#### What needs to be done
Look through the data below and return each line where "indagine" appears.

#### Record excerpts

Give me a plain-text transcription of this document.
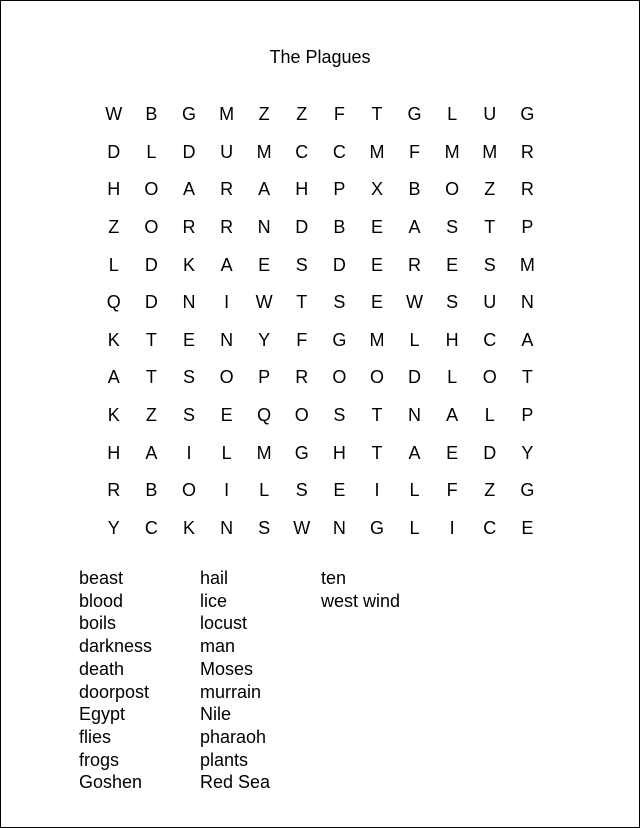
The Plagues
W	B	G	M	Z	Z	F	T	G	L	U	G
D	L	D	U	M	C	C	M	F	M	M	R
H	O	A	R	A	H	P	X	B	O	Z	R
Z	O	R	R	N	D	B	E	A	S	T	P
L	D	K	A	E	S	D	E	R	E	S	M
Q	D	N	I	W	T	S	E	W	S	U	N
K	T	E	N	Y	F	G	M	L	H	C	A
A	T	S	O	P	R	O	O	D	L	O	T
K	Z	S	E	Q	O	S	T	N	A	L	P
H	A	I	L	M	G	H	T	A	E	D	Y
R	B	O	I	L	S	E	I	L	F	Z	G
Y	C	K	N	S	W	N	G	L	I	C	E
beast
blood
boils
darkness
death
doorpost
Egypt
flies
frogs
Goshen
hail
lice
locust
man
Moses
murrain
Nile
pharaoh
plants
Red Sea
ten
west wind
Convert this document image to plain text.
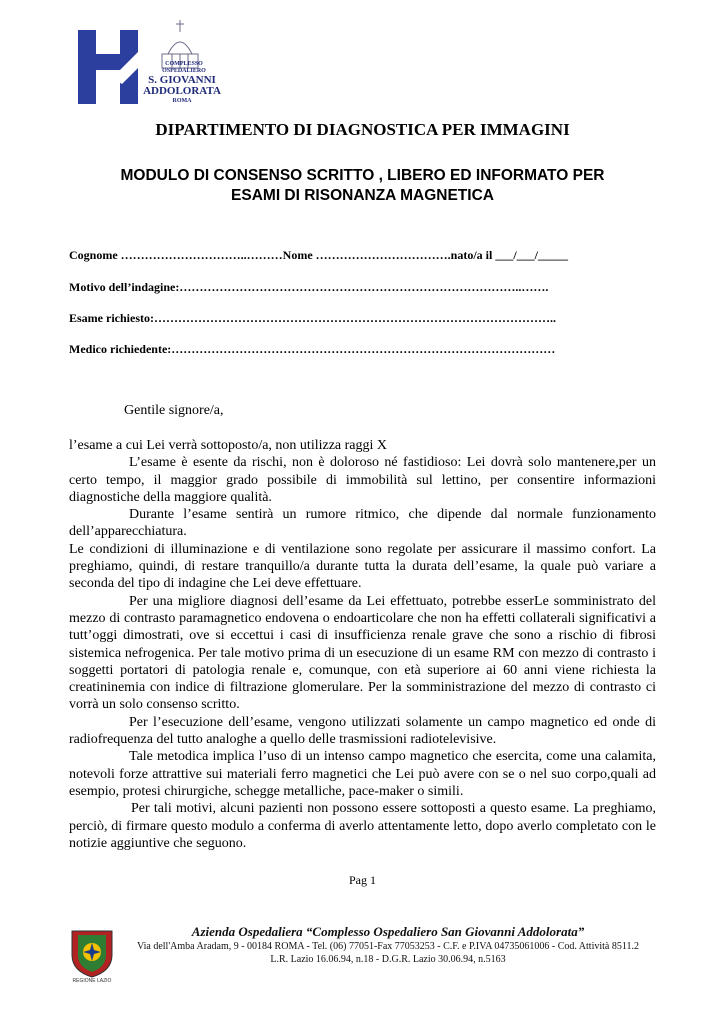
COMPLESSO
OSPEDALIERO
S. GIOVANNI
ADDOLORATA
ROMA
DIPARTIMENTO DI DIAGNOSTICA PER IMMAGINI
MODULO DI CONSENSO SCRITTO , LIBERO ED INFORMATO PER
ESAMI DI RISONANZA MAGNETICA
Cognome …………………………..………Nome …………………………….nato/a il ___/___/_____
Motivo dell’indagine:…………………………………………………………………………..…….
Esame richiesto:………………………………………………………………………………………..
Medico richiedente:……………………………………………………………………………………
Gentile signore/a,

l’esame a cui Lei verrà sottoposto/a, non utilizza raggi X

L’esame è esente da rischi, non è doloroso né fastidioso: Lei dovrà solo mantenere,per un certo tempo, il maggior grado possibile di immobilità sul lettino, per consentire informazioni diagnostiche della maggiore qualità.

Durante l’esame sentirà un rumore ritmico, che dipende dal normale funzionamento dell’apparecchiatura.

Le condizioni di illuminazione e di ventilazione sono regolate per assicurare il massimo confort. La preghiamo, quindi, di restare tranquillo/a durante tutta la durata dell’esame, la quale può variare a seconda del tipo di indagine che Lei deve effettuare.

Per una migliore diagnosi dell’esame da Lei effettuato, potrebbe esserLe somministrato del mezzo di contrasto paramagnetico endovena o endoarticolare che non ha effetti collaterali significativi a tutt’oggi dimostrati, ove si eccettui i casi di insufficienza renale grave che sono a rischio di fibrosi sistemica nefrogenica. Per tale motivo prima di un esecuzione di un esame RM con mezzo di contrasto i soggetti portatori di patologia renale e, comunque, con età superiore ai 60 anni viene richiesta la creatininemia con indice di filtrazione glomerulare. Per la somministrazione del mezzo di contrasto ci vorrà un solo consenso scritto.

Per l’esecuzione dell’esame, vengono utilizzati solamente un campo magnetico ed onde di radiofrequenza del tutto analoghe a quello delle trasmissioni radiotelevisive.

Tale metodica implica l’uso di un intenso campo magnetico che esercita, come una calamita, notevoli forze attrattive sui materiali ferro magnetici che Lei può avere con se o nel suo corpo,quali ad esempio, protesi chirurgiche, schegge metalliche, pace-maker o simili.

Per tali motivi, alcuni pazienti non possono essere sottoposti a questo esame. La preghiamo, perciò, di firmare questo modulo a conferma di averlo attentamente letto, dopo averlo completato con le notizie aggiuntive che seguono.

Pag 1
REGIONE LAZIO
Azienda Ospedaliera “Complesso Ospedaliero San Giovanni Addolorata”
Via dell'Amba Aradam, 9 - 00184 ROMA - Tel. (06) 77051-Fax 77053253 - C.F. e P.IVA 04735061006 - Cod. Attività 8511.2
L.R. Lazio 16.06.94, n.18 - D.G.R. Lazio 30.06.94, n.5163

#### Answer below
Motivo dell’indagine:…………………………………………………………………………..…….
Le condizioni di illuminazione e di ventilazione sono regolate per assicurare il massimo confort. La preghiamo, quindi, di restare tranquillo/a durante tutta la durata dell’esame, la quale può variare a seconda del tipo di indagine che Lei deve effettuare.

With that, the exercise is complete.